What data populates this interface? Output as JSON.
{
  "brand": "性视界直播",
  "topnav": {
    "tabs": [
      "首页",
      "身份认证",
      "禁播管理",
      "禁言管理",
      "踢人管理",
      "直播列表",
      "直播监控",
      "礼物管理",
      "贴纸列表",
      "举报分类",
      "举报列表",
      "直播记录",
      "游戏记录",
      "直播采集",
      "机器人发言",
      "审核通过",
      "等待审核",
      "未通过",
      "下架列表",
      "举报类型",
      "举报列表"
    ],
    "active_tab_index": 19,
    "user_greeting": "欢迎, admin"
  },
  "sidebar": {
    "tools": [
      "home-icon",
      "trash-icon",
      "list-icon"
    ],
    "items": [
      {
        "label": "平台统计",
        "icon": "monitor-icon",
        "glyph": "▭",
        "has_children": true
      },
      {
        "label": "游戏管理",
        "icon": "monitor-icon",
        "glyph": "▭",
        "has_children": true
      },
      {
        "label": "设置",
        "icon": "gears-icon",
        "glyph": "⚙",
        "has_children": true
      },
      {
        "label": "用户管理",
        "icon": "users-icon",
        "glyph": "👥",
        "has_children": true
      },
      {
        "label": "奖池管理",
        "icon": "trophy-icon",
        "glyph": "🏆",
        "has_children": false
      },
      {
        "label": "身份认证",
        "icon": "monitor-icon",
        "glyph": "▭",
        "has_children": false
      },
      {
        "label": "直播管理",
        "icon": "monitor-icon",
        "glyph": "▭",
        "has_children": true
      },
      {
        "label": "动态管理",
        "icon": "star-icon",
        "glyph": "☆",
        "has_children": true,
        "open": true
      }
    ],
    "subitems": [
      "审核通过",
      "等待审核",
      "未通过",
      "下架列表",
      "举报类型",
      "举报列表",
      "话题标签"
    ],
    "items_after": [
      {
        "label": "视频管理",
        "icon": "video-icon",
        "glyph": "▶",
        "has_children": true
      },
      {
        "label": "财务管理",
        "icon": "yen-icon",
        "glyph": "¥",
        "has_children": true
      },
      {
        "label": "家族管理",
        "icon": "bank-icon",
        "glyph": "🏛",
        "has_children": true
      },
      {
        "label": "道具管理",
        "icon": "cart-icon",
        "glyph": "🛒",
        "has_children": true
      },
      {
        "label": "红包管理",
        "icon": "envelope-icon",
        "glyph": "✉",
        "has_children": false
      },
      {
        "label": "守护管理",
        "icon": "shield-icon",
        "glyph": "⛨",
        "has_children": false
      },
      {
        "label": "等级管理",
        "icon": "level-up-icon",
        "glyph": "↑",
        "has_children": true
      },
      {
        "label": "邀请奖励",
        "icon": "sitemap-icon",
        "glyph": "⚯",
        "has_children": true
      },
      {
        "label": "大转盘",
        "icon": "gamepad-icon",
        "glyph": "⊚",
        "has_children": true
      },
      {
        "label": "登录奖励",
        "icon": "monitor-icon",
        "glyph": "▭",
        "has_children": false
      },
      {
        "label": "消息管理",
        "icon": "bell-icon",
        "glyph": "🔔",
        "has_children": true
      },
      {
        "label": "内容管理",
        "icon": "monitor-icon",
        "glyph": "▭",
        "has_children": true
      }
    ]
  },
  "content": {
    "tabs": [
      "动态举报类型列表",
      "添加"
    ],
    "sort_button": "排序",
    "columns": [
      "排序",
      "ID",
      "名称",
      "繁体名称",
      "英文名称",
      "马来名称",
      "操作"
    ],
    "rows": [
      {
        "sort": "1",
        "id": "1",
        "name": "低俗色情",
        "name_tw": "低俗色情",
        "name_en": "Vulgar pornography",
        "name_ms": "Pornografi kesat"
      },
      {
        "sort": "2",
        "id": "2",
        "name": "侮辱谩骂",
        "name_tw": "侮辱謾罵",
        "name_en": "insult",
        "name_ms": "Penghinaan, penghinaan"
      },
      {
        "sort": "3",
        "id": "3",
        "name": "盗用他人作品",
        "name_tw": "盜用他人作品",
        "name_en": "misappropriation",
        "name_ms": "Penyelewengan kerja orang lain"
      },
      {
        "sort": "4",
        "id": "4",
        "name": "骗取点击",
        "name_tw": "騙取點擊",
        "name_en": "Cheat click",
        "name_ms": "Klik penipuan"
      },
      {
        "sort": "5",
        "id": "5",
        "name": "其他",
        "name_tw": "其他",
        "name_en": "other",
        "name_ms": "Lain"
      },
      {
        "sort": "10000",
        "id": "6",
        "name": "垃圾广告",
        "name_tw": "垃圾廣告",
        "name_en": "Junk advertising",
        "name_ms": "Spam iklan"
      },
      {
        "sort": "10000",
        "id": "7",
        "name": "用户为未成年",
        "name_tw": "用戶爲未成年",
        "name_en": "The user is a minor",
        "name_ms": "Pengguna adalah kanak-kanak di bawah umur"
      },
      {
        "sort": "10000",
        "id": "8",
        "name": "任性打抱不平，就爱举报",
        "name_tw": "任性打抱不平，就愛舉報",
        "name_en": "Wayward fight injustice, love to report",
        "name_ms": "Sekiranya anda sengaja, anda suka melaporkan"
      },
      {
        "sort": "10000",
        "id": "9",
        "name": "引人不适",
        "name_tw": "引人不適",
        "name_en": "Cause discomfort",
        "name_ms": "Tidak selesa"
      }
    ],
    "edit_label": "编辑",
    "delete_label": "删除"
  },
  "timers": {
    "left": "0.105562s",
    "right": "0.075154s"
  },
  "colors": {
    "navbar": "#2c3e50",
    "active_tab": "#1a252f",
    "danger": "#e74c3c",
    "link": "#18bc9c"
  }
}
************
Print out every record again, exactly and in full.

» **Task output**:
What data populates this interface? Output as JSON.
{
  "brand": "性视界直播",
  "topnav": {
    "tabs": [
      "首页",
      "身份认证",
      "禁播管理",
      "禁言管理",
      "踢人管理",
      "直播列表",
      "直播监控",
      "礼物管理",
      "贴纸列表",
      "举报分类",
      "举报列表",
      "直播记录",
      "游戏记录",
      "直播采集",
      "机器人发言",
      "审核通过",
      "等待审核",
      "未通过",
      "下架列表",
      "举报类型",
      "举报列表"
    ],
    "active_tab_index": 19,
    "user_greeting": "欢迎, admin"
  },
  "sidebar": {
    "tools": [
      "home-icon",
      "trash-icon",
      "list-icon"
    ],
    "items": [
      {
        "label": "平台统计",
        "icon": "monitor-icon",
        "glyph": "▭",
        "has_children": true
      },
      {
        "label": "游戏管理",
        "icon": "monitor-icon",
        "glyph": "▭",
        "has_children": true
      },
      {
        "label": "设置",
        "icon": "gears-icon",
        "glyph": "⚙",
        "has_children": true
      },
      {
        "label": "用户管理",
        "icon": "users-icon",
        "glyph": "👥",
        "has_children": true
      },
      {
        "label": "奖池管理",
        "icon": "trophy-icon",
        "glyph": "🏆",
        "has_children": false
      },
      {
        "label": "身份认证",
        "icon": "monitor-icon",
        "glyph": "▭",
        "has_children": false
      },
      {
        "label": "直播管理",
        "icon": "monitor-icon",
        "glyph": "▭",
        "has_children": true
      },
      {
        "label": "动态管理",
        "icon": "star-icon",
        "glyph": "☆",
        "has_children": true,
        "open": true
      }
    ],
    "subitems": [
      "审核通过",
      "等待审核",
      "未通过",
      "下架列表",
      "举报类型",
      "举报列表",
      "话题标签"
    ],
    "items_after": [
      {
        "label": "视频管理",
        "icon": "video-icon",
        "glyph": "▶",
        "has_children": true
      },
      {
        "label": "财务管理",
        "icon": "yen-icon",
        "glyph": "¥",
        "has_children": true
      },
      {
        "label": "家族管理",
        "icon": "bank-icon",
        "glyph": "🏛",
        "has_children": true
      },
      {
        "label": "道具管理",
        "icon": "cart-icon",
        "glyph": "🛒",
        "has_children": true
      },
      {
        "label": "红包管理",
        "icon": "envelope-icon",
        "glyph": "✉",
        "has_children": false
      },
      {
        "label": "守护管理",
        "icon": "shield-icon",
        "glyph": "⛨",
        "has_children": false
      },
      {
        "label": "等级管理",
        "icon": "level-up-icon",
        "glyph": "↑",
        "has_children": true
      },
      {
        "label": "邀请奖励",
        "icon": "sitemap-icon",
        "glyph": "⚯",
        "has_children": true
      },
      {
        "label": "大转盘",
        "icon": "gamepad-icon",
        "glyph": "⊚",
        "has_children": true
      },
      {
        "label": "登录奖励",
        "icon": "monitor-icon",
        "glyph": "▭",
        "has_children": false
      },
      {
        "label": "消息管理",
        "icon": "bell-icon",
        "glyph": "🔔",
        "has_children": true
      },
      {
        "label": "内容管理",
        "icon": "monitor-icon",
        "glyph": "▭",
        "has_children": true
      }
    ]
  },
  "content": {
    "tabs": [
      "动态举报类型列表",
      "添加"
    ],
    "sort_button": "排序",
    "columns": [
      "排序",
      "ID",
      "名称",
      "繁体名称",
      "英文名称",
      "马来名称",
      "操作"
    ],
    "rows": [
      {
        "sort": "1",
        "id": "1",
        "name": "低俗色情",
        "name_tw": "低俗色情",
        "name_en": "Vulgar pornography",
        "name_ms": "Pornografi kesat"
      },
      {
        "sort": "2",
        "id": "2",
        "name": "侮辱谩骂",
        "name_tw": "侮辱謾罵",
        "name_en": "insult",
        "name_ms": "Penghinaan, penghinaan"
      },
      {
        "sort": "3",
        "id": "3",
        "name": "盗用他人作品",
        "name_tw": "盜用他人作品",
        "name_en": "misappropriation",
        "name_ms": "Penyelewengan kerja orang lain"
      },
      {
        "sort": "4",
        "id": "4",
        "name": "骗取点击",
        "name_tw": "騙取點擊",
        "name_en": "Cheat click",
        "name_ms": "Klik penipuan"
      },
      {
        "sort": "5",
        "id": "5",
        "name": "其他",
        "name_tw": "其他",
        "name_en": "other",
        "name_ms": "Lain"
      },
      {
        "sort": "10000",
        "id": "6",
        "name": "垃圾广告",
        "name_tw": "垃圾廣告",
        "name_en": "Junk advertising",
        "name_ms": "Spam iklan"
      },
      {
        "sort": "10000",
        "id": "7",
        "name": "用户为未成年",
        "name_tw": "用戶爲未成年",
        "name_en": "The user is a minor",
        "name_ms": "Pengguna adalah kanak-kanak di bawah umur"
      },
      {
        "sort": "10000",
        "id": "8",
        "name": "任性打抱不平，就爱举报",
        "name_tw": "任性打抱不平，就愛舉報",
        "name_en": "Wayward fight injustice, love to report",
        "name_ms": "Sekiranya anda sengaja, anda suka melaporkan"
      },
      {
        "sort": "10000",
        "id": "9",
        "name": "引人不适",
        "name_tw": "引人不適",
        "name_en": "Cause discomfort",
        "name_ms": "Tidak selesa"
      }
    ],
    "edit_label": "编辑",
    "delete_label": "删除"
  },
  "timers": {
    "left": "0.105562s",
    "right": "0.075154s"
  },
  "colors": {
    "navbar": "#2c3e50",
    "active_tab": "#1a252f",
    "danger": "#e74c3c",
    "link": "#18bc9c"
  }
}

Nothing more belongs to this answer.